• **GOAL**
Restate the whole of the material. Keep every word, and drop the pictures.

--- SOURCE MATERIAL ---

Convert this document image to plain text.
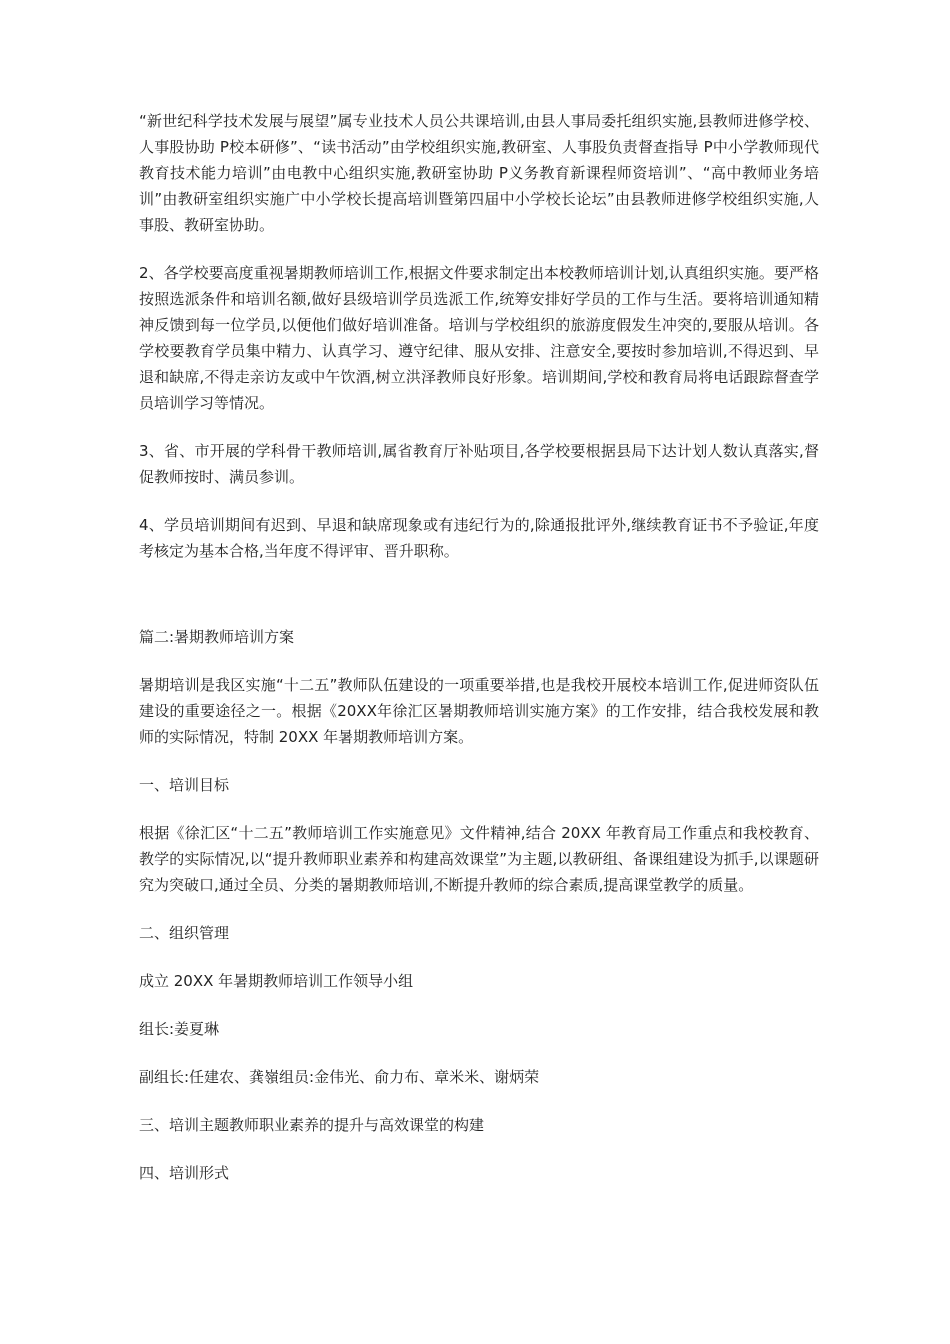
“新世纪科学技术发展与展望”属专业技术人员公共课培训,由县人事局委托组织实施,县教师进修学校、人事股协助 P校本研修”、“读书活动”由学校组织实施,教研室、人事股负责督查指导 P中小学教师现代教育技术能力培训”由电教中心组织实施,教研室协助 P义务教育新课程师资培训”、“高中教师业务培训”由教研室组织实施广中小学校长提高培训暨第四届中小学校长论坛”由县教师进修学校组织实施,人事股、教研室协助。

2、各学校要高度重视暑期教师培训工作,根据文件要求制定出本校教师培训计划,认真组织实施。要严格按照选派条件和培训名额,做好县级培训学员选派工作,统筹安排好学员的工作与生活。要将培训通知精神反馈到每一位学员,以便他们做好培训准备。培训与学校组织的旅游度假发生冲突的,要服从培训。各学校要教育学员集中精力、认真学习、遵守纪律、服从安排、注意安全,要按时参加培训,不得迟到、早退和缺席,不得走亲访友或中午饮酒,树立洪泽教师良好形象。培训期间,学校和教育局将电话跟踪督查学员培训学习等情况。

3、省、市开展的学科骨干教师培训,属省教育厅补贴项目,各学校要根据县局下达计划人数认真落实,督促教师按时、满员参训。

4、学员培训期间有迟到、早退和缺席现象或有违纪行为的,除通报批评外,继续教育证书不予验证,年度考核定为基本合格,当年度不得评审、晋升职称。

篇二:暑期教师培训方案

暑期培训是我区实施“十二五”教师队伍建设的一项重要举措,也是我校开展校本培训工作,促进师资队伍建设的重要途径之一。根据《20XX年徐汇区暑期教师培训实施方案》的工作安排，结合我校发展和教师的实际情况，特制 20XX 年暑期教师培训方案。

一、培训目标

根据《徐汇区“十二五”教师培训工作实施意见》文件精神,结合 20XX 年教育局工作重点和我校教育、教学的实际情况,以“提升教师职业素养和构建高效课堂”为主题,以教研组、备课组建设为抓手,以课题研究为突破口,通过全员、分类的暑期教师培训,不断提升教师的综合素质,提高课堂教学的质量。

二、组织管理

成立 20XX 年暑期教师培训工作领导小组

组长:姜夏琳

副组长:任建农、龚嶺组员:金伟光、俞力布、章米米、谢炳荣

三、培训主题教师职业素养的提升与高效课堂的构建

四、培训形式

---

• **FINAL RESULT**
Convert this document image to plain text.
“新世纪科学技术发展与展望”属专业技术人员公共课培训,由县人事局委托组织实施,县教师进修学校、人事股协助 P校本研修”、“读书活动”由学校组织实施,教研室、人事股负责督查指导 P中小学教师现代教育技术能力培训”由电教中心组织实施,教研室协助 P义务教育新课程师资培训”、“高中教师业务培训”由教研室组织实施广中小学校长提高培训暨第四届中小学校长论坛”由县教师进修学校组织实施,人事股、教研室协助。

2、各学校要高度重视暑期教师培训工作,根据文件要求制定出本校教师培训计划,认真组织实施。要严格按照选派条件和培训名额,做好县级培训学员选派工作,统筹安排好学员的工作与生活。要将培训通知精神反馈到每一位学员,以便他们做好培训准备。培训与学校组织的旅游度假发生冲突的,要服从培训。各学校要教育学员集中精力、认真学习、遵守纪律、服从安排、注意安全,要按时参加培训,不得迟到、早退和缺席,不得走亲访友或中午饮酒,树立洪泽教师良好形象。培训期间,学校和教育局将电话跟踪督查学员培训学习等情况。

3、省、市开展的学科骨干教师培训,属省教育厅补贴项目,各学校要根据县局下达计划人数认真落实,督促教师按时、满员参训。

4、学员培训期间有迟到、早退和缺席现象或有违纪行为的,除通报批评外,继续教育证书不予验证,年度考核定为基本合格,当年度不得评审、晋升职称。

篇二:暑期教师培训方案

暑期培训是我区实施“十二五”教师队伍建设的一项重要举措,也是我校开展校本培训工作,促进师资队伍建设的重要途径之一。根据《20XX年徐汇区暑期教师培训实施方案》的工作安排，结合我校发展和教师的实际情况，特制 20XX 年暑期教师培训方案。

一、培训目标

根据《徐汇区“十二五”教师培训工作实施意见》文件精神,结合 20XX 年教育局工作重点和我校教育、教学的实际情况,以“提升教师职业素养和构建高效课堂”为主题,以教研组、备课组建设为抓手,以课题研究为突破口,通过全员、分类的暑期教师培训,不断提升教师的综合素质,提高课堂教学的质量。

二、组织管理

成立 20XX 年暑期教师培训工作领导小组

组长:姜夏琳

副组长:任建农、龚嶺组员:金伟光、俞力布、章米米、谢炳荣

三、培训主题教师职业素养的提升与高效课堂的构建

四、培训形式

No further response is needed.